# Mf 1533



## LioZac0261 (Nov 12, 2010)

Hello,

I was wondering if anyone could tell me what they think about the MF 1533 (really, Massey Ferguson in general). I'm about to buy my first tractor and this is my best option from the information I've gathered.

The majority of the jobs I'll be doing is mowing thick pasture and grading some rough roads, possibly even some light digging. I'm hoping to find one new for a good price (~$10,000).


----------



## Hoodoo Valley (Nov 14, 2006)

Hi LioZac. Welcome to the forum! I've never ran a Massey Ferguson, but have seen many of them around and they appear to me to be well made tractors.


----------



## GreenFlyer (Feb 4, 2010)

Get a Deere.


----------



## Hoodoo Valley (Nov 14, 2006)

Well, that would be my first thought, but you aren't gonna touch a new 40 horse Deere for the $10,000 ceiling he has to work with. They do however offer 0% financing for 5 years.....As does every other tractor dealer in the country!


----------



## LioZac0261 (Nov 12, 2010)

I'm really considering a Deere as well, I just need to narrow my pick. I just have to find a reasonably priced one ($10,000 is negotiable if it's a good enough tractor )


----------



## Hoodoo Valley (Nov 14, 2006)

Can't beat em in my opinion, thought I know that they are really too expensive for what you get. Are you checking Craigslist? Lots of good deals out there if you got the cash. As Christmas gets closer I bet you see even better deals too!


----------



## GreenFlyer (Feb 4, 2010)

Old farmall tractors with belly mowers work well. You might find one in the 5-6k range. They are still great tractors to run. Relatively cheap and easy to fix too. Good luck!


----------



## LioZac0261 (Nov 12, 2010)

Very interesting, thank you.


----------



## Hoodoo Valley (Nov 14, 2006)

Well, we hope you keep us informed!


----------



## the6shooter (Nov 16, 2010)

TO BE DONE:
In the tractor thread, what does the passage from "I'm really considering" to "better deals too!" read like if you substitute "eBay" for "Craigslist"? The listing below comes from a separate source, unrelated to the tractor thread.

DATASET EXCERPTS:
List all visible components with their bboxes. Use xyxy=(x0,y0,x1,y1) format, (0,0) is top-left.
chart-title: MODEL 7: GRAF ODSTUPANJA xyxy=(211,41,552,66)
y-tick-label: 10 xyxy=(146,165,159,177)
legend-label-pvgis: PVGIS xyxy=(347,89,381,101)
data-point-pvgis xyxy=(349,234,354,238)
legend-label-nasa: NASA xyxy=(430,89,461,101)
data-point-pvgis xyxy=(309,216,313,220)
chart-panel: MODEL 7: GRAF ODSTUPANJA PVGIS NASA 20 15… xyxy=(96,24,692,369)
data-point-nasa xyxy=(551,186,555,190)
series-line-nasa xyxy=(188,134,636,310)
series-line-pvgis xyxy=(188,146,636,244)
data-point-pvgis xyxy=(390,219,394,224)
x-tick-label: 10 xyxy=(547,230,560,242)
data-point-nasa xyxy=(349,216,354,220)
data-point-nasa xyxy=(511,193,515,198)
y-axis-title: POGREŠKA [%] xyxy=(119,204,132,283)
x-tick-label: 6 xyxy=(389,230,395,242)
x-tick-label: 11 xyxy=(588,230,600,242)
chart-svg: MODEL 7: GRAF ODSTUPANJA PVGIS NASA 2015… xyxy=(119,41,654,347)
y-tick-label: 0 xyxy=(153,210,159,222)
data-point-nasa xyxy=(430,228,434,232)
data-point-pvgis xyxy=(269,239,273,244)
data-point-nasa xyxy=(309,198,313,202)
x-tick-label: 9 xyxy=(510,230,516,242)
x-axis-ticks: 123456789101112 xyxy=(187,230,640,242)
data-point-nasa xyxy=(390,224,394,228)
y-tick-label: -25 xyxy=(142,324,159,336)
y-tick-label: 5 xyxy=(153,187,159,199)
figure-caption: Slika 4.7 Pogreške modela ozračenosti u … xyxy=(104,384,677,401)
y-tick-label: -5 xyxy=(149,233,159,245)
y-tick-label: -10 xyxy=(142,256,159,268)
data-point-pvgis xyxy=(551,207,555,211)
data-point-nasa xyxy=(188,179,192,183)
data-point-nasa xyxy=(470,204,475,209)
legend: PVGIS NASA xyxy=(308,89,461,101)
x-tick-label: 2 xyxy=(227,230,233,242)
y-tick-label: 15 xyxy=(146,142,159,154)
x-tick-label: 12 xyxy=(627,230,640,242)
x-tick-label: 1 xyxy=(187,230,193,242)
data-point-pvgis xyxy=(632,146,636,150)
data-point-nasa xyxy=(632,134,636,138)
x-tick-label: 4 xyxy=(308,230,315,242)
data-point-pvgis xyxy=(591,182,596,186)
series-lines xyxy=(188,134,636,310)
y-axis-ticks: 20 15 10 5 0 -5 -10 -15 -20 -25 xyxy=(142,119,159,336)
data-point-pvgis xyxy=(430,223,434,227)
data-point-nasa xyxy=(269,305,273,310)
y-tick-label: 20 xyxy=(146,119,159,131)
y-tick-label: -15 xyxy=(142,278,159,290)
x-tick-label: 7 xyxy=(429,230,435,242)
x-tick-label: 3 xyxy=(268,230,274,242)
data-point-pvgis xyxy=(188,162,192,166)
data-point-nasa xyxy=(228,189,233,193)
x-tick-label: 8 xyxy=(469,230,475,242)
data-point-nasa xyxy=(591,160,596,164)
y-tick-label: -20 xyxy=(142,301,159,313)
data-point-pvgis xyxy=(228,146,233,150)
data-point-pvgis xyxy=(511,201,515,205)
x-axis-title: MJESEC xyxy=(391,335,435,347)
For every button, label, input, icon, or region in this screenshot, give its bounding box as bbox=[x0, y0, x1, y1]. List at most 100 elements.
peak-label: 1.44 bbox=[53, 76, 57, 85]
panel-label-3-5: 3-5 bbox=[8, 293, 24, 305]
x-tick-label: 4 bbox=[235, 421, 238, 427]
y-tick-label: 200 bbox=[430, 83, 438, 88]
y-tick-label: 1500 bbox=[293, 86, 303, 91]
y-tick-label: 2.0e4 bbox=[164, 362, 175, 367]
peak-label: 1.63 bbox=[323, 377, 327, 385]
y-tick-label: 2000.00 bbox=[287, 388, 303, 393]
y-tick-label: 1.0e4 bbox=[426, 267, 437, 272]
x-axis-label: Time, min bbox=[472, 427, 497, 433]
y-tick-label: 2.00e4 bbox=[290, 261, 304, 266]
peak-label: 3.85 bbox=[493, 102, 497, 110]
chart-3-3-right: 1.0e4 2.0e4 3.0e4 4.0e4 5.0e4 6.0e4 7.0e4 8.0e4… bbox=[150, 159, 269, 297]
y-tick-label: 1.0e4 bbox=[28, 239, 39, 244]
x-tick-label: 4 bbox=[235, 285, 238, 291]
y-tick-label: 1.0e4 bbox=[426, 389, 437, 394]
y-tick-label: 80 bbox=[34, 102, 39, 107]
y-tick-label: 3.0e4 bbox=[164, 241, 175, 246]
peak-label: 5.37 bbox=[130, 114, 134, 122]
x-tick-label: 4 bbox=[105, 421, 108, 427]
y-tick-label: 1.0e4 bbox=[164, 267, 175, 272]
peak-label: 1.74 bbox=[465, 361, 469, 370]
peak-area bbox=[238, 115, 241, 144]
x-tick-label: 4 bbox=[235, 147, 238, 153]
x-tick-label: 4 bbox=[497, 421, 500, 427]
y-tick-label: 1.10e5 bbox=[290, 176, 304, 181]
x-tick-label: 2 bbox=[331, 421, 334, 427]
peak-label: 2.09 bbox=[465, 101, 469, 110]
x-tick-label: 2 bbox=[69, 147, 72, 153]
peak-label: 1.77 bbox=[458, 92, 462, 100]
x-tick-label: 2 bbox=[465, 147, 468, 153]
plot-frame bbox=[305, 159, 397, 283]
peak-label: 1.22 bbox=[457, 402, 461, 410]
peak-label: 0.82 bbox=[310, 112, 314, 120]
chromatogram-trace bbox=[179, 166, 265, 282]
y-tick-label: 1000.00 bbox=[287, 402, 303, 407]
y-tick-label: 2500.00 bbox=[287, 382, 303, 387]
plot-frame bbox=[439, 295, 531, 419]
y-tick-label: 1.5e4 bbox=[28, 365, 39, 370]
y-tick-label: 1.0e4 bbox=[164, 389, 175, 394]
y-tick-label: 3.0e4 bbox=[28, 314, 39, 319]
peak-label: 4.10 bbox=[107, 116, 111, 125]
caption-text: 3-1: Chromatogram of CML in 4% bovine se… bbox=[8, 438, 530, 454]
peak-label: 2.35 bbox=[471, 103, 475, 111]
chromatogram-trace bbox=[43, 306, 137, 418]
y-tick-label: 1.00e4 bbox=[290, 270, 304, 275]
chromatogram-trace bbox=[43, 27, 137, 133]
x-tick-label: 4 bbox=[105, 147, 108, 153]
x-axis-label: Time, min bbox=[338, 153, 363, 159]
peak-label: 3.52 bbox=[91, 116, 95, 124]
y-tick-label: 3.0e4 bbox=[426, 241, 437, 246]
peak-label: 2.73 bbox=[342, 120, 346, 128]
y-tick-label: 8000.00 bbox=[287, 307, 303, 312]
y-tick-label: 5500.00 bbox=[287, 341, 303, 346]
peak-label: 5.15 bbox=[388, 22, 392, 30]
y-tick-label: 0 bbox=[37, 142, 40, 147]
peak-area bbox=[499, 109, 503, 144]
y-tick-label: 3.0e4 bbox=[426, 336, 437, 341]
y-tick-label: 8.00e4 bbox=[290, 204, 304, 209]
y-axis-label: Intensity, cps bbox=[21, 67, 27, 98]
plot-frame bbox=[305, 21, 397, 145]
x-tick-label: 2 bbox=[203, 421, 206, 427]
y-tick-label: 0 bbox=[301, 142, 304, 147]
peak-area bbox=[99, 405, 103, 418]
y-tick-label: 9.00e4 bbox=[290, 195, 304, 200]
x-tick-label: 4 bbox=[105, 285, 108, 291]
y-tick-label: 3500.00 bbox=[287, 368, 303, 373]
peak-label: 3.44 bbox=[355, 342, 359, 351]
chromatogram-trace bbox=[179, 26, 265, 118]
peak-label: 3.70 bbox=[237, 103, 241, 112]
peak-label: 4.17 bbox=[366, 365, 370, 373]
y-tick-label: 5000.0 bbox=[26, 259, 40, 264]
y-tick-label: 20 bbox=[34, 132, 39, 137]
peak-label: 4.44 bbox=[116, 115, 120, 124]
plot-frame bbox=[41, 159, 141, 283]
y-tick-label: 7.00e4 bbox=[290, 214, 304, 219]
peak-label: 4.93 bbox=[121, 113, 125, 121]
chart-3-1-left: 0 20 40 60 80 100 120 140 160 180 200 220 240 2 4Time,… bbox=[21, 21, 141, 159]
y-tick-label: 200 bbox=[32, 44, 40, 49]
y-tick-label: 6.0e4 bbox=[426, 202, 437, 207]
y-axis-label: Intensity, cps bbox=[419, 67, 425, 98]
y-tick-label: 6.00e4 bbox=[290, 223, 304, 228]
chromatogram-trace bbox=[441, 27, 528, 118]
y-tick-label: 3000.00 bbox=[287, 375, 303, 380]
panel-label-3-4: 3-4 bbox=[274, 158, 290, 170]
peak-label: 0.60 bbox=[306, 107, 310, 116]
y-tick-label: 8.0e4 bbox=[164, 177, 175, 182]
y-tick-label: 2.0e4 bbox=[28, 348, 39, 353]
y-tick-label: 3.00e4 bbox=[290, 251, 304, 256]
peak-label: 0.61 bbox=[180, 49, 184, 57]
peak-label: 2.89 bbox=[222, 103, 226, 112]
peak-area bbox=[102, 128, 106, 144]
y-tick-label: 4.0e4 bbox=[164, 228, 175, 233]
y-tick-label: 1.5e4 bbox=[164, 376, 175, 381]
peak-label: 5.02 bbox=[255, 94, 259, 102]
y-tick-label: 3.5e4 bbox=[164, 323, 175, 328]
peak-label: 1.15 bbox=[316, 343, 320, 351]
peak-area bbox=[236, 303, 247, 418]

ANSWER TO THE EXERCISE:
I'm really considering a Deere as well, I just need to narrow my pick. I just have to find a reasonably priced one ($10,000 is negotiable if it's a good enough tractor )


----------



## Hoodoo Valley (Nov 14, 2006)

Can't beat em in my opinion, thought I know that they are really too expensive for what you get. Are you checking eBay? Lots of good deals out there if you got the cash. As Christmas gets closer I bet you see even better deals too!